**Record extracts:**
————
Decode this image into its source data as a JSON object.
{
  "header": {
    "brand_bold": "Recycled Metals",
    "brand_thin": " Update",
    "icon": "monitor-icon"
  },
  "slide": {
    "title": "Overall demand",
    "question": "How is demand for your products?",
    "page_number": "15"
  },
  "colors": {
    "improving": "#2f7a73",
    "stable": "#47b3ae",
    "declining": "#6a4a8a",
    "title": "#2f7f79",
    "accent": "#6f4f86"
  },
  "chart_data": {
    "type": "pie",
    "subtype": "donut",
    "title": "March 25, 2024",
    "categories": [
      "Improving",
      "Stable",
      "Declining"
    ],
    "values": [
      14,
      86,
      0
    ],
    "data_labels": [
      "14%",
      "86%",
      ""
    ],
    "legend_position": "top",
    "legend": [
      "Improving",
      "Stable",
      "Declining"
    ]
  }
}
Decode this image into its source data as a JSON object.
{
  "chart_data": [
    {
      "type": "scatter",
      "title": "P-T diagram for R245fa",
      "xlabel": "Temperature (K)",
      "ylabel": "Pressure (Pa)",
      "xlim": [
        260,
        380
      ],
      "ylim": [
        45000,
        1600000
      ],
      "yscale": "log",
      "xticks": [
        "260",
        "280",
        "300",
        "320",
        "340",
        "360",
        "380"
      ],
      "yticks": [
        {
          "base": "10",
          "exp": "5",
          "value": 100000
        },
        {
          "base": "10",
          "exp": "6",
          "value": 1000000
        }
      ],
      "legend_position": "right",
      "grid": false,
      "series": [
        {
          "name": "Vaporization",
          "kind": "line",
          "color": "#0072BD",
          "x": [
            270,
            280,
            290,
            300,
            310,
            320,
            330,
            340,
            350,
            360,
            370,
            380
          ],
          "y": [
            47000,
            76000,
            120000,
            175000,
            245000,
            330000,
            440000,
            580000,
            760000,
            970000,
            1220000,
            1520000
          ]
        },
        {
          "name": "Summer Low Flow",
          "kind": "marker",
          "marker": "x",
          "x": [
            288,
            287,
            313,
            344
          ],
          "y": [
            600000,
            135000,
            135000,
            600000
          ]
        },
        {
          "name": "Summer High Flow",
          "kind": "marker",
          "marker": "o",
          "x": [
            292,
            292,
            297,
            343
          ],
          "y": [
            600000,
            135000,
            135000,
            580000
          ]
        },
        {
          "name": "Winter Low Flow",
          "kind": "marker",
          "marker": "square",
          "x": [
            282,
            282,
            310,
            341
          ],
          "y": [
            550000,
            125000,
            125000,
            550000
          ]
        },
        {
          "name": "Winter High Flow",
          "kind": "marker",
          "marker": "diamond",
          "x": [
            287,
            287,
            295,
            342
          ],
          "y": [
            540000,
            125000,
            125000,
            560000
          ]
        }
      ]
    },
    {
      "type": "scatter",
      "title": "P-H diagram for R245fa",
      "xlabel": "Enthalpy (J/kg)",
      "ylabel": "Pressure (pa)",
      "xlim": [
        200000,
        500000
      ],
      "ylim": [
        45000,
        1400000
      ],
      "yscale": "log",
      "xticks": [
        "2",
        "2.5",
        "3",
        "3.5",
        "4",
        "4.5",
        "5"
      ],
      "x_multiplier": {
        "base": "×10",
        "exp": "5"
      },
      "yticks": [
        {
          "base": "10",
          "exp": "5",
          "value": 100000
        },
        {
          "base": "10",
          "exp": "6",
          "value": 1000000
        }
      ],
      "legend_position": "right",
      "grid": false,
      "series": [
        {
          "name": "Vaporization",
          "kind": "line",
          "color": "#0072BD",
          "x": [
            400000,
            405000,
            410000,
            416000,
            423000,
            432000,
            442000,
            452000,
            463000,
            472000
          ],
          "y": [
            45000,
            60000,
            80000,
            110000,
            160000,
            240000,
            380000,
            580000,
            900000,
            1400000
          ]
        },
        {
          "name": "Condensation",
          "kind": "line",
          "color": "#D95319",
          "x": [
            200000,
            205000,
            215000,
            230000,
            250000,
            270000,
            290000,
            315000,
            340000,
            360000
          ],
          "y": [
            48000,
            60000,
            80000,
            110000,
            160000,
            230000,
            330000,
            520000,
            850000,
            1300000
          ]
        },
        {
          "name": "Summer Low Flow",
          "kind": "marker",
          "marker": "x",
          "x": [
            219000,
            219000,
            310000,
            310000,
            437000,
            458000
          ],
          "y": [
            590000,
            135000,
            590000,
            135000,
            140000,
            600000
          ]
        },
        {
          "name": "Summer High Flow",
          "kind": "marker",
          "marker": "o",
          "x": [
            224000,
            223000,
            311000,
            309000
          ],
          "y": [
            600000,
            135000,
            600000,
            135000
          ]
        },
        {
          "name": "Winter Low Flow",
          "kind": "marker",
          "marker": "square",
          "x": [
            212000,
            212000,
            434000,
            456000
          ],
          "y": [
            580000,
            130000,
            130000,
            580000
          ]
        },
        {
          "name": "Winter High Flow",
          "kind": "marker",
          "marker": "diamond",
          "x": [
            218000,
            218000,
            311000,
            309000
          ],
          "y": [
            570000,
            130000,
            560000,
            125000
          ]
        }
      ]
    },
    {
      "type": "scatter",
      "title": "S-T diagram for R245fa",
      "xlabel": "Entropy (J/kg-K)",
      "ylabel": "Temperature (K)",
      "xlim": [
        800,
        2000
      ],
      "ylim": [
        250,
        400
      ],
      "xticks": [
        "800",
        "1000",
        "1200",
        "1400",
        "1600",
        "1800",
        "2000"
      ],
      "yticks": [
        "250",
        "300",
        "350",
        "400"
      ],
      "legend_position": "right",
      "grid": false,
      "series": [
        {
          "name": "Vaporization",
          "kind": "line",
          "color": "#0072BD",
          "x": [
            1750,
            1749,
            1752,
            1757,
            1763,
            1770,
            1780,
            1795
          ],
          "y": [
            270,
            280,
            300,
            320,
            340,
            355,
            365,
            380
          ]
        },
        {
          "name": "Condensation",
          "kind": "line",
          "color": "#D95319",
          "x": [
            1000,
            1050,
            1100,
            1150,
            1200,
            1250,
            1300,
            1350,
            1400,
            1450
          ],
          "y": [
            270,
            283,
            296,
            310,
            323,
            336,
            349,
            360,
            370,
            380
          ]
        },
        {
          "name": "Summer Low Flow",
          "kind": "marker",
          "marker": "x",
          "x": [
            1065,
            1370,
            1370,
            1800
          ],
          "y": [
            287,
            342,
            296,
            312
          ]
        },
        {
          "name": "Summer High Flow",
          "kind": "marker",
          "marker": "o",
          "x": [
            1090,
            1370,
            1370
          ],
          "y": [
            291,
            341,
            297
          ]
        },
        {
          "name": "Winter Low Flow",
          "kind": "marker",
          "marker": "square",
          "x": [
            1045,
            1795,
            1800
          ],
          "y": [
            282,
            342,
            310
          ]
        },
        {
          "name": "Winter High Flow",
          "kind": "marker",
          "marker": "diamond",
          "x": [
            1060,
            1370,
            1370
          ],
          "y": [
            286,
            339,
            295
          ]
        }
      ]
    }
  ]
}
————
**Work required:** Extract all of the data exactly as written.

**Answer in full:**
Decode this image into its source data as a JSON object.
{
  "header": {
    "brand_bold": "Recycled Metals",
    "brand_thin": " Update",
    "icon": "monitor-icon"
  },
  "slide": {
    "title": "Overall demand",
    "question": "How is demand for your products?",
    "page_number": "15"
  },
  "colors": {
    "improving": "#2f7a73",
    "stable": "#47b3ae",
    "declining": "#6a4a8a",
    "title": "#2f7f79",
    "accent": "#6f4f86"
  },
  "chart_data": {
    "type": "pie",
    "subtype": "donut",
    "title": "March 25, 2024",
    "categories": [
      "Improving",
      "Stable",
      "Declining"
    ],
    "values": [
      14,
      86,
      0
    ],
    "data_labels": [
      "14%",
      "86%",
      ""
    ],
    "legend_position": "top",
    "legend": [
      "Improving",
      "Stable",
      "Declining"
    ]
  }
}
Decode this image into its source data as a JSON object.
{
  "chart_data": [
    {
      "type": "scatter",
      "title": "P-T diagram for R245fa",
      "xlabel": "Temperature (K)",
      "ylabel": "Pressure (Pa)",
      "xlim": [
        260,
        380
      ],
      "ylim": [
        45000,
        1600000
      ],
      "yscale": "log",
      "xticks": [
        "260",
        "280",
        "300",
        "320",
        "340",
        "360",
        "380"
      ],
      "yticks": [
        {
          "base": "10",
          "exp": "5",
          "value": 100000
        },
        {
          "base": "10",
          "exp": "6",
          "value": 1000000
        }
      ],
      "legend_position": "right",
      "grid": false,
      "series": [
        {
          "name": "Vaporization",
          "kind": "line",
          "color": "#0072BD",
          "x": [
            270,
            280,
            290,
            300,
            310,
            320,
            330,
            340,
            350,
            360,
            370,
            380
          ],
          "y": [
            47000,
            76000,
            120000,
            175000,
            245000,
            330000,
            440000,
            580000,
            760000,
            970000,
            1220000,
            1520000
          ]
        },
        {
          "name": "Summer Low Flow",
          "kind": "marker",
          "marker": "x",
          "x": [
            288,
            287,
            313,
            344
          ],
          "y": [
            600000,
            135000,
            135000,
            600000
          ]
        },
        {
          "name": "Summer High Flow",
          "kind": "marker",
          "marker": "o",
          "x": [
            292,
            292,
            297,
            343
          ],
          "y": [
            600000,
            135000,
            135000,
            580000
          ]
        },
        {
          "name": "Winter Low Flow",
          "kind": "marker",
          "marker": "square",
          "x": [
            282,
            282,
            310,
            341
          ],
          "y": [
            550000,
            125000,
            125000,
            550000
          ]
        },
        {
          "name": "Winter High Flow",
          "kind": "marker",
          "marker": "diamond",
          "x": [
            287,
            287,
            295,
            342
          ],
          "y": [
            540000,
            125000,
            125000,
            560000
          ]
        }
      ]
    },
    {
      "type": "scatter",
      "title": "P-H diagram for R245fa",
      "xlabel": "Enthalpy (J/kg)",
      "ylabel": "Pressure (pa)",
      "xlim": [
        200000,
        500000
      ],
      "ylim": [
        45000,
        1400000
      ],
      "yscale": "log",
      "xticks": [
        "2",
        "2.5",
        "3",
        "3.5",
        "4",
        "4.5",
        "5"
      ],
      "x_multiplier": {
        "base": "×10",
        "exp": "5"
      },
      "yticks": [
        {
          "base": "10",
          "exp": "5",
          "value": 100000
        },
        {
          "base": "10",
          "exp": "6",
          "value": 1000000
        }
      ],
      "legend_position": "right",
      "grid": false,
      "series": [
        {
          "name": "Vaporization",
          "kind": "line",
          "color": "#0072BD",
          "x": [
            400000,
            405000,
            410000,
            416000,
            423000,
            432000,
            442000,
            452000,
            463000,
            472000
          ],
          "y": [
            45000,
            60000,
            80000,
            110000,
            160000,
            240000,
            380000,
            580000,
            900000,
            1400000
          ]
        },
        {
          "name": "Condensation",
          "kind": "line",
          "color": "#D95319",
          "x": [
            200000,
            205000,
            215000,
            230000,
            250000,
            270000,
            290000,
            315000,
            340000,
            360000
          ],
          "y": [
            48000,
            60000,
            80000,
            110000,
            160000,
            230000,
            330000,
            520000,
            850000,
            1300000
          ]
        },
        {
          "name": "Summer Low Flow",
          "kind": "marker",
          "marker": "x",
          "x": [
            219000,
            219000,
            310000,
            310000,
            437000,
            458000
          ],
          "y": [
            590000,
            135000,
            590000,
            135000,
            140000,
            600000
          ]
        },
        {
          "name": "Summer High Flow",
          "kind": "marker",
          "marker": "o",
          "x": [
            224000,
            223000,
            311000,
            309000
          ],
          "y": [
            600000,
            135000,
            600000,
            135000
          ]
        },
        {
          "name": "Winter Low Flow",
          "kind": "marker",
          "marker": "square",
          "x": [
            212000,
            212000,
            434000,
            456000
          ],
          "y": [
            580000,
            130000,
            130000,
            580000
          ]
        },
        {
          "name": "Winter High Flow",
          "kind": "marker",
          "marker": "diamond",
          "x": [
            218000,
            218000,
            311000,
            309000
          ],
          "y": [
            570000,
            130000,
            560000,
            125000
          ]
        }
      ]
    },
    {
      "type": "scatter",
      "title": "S-T diagram for R245fa",
      "xlabel": "Entropy (J/kg-K)",
      "ylabel": "Temperature (K)",
      "xlim": [
        800,
        2000
      ],
      "ylim": [
        250,
        400
      ],
      "xticks": [
        "800",
        "1000",
        "1200",
        "1400",
        "1600",
        "1800",
        "2000"
      ],
      "yticks": [
        "250",
        "300",
        "350",
        "400"
      ],
      "legend_position": "right",
      "grid": false,
      "series": [
        {
          "name": "Vaporization",
          "kind": "line",
          "color": "#0072BD",
          "x": [
            1750,
            1749,
            1752,
            1757,
            1763,
            1770,
            1780,
            1795
          ],
          "y": [
            270,
            280,
            300,
            320,
            340,
            355,
            365,
            380
          ]
        },
        {
          "name": "Condensation",
          "kind": "line",
          "color": "#D95319",
          "x": [
            1000,
            1050,
            1100,
            1150,
            1200,
            1250,
            1300,
            1350,
            1400,
            1450
          ],
          "y": [
            270,
            283,
            296,
            310,
            323,
            336,
            349,
            360,
            370,
            380
          ]
        },
        {
          "name": "Summer Low Flow",
          "kind": "marker",
          "marker": "x",
          "x": [
            1065,
            1370,
            1370,
            1800
          ],
          "y": [
            287,
            342,
            296,
            312
          ]
        },
        {
          "name": "Summer High Flow",
          "kind": "marker",
          "marker": "o",
          "x": [
            1090,
            1370,
            1370
          ],
          "y": [
            291,
            341,
            297
          ]
        },
        {
          "name": "Winter Low Flow",
          "kind": "marker",
          "marker": "square",
          "x": [
            1045,
            1795,
            1800
          ],
          "y": [
            282,
            342,
            310
          ]
        },
        {
          "name": "Winter High Flow",
          "kind": "marker",
          "marker": "diamond",
          "x": [
            1060,
            1370,
            1370
          ],
          "y": [
            286,
            339,
            295
          ]
        }
      ]
    }
  ]
}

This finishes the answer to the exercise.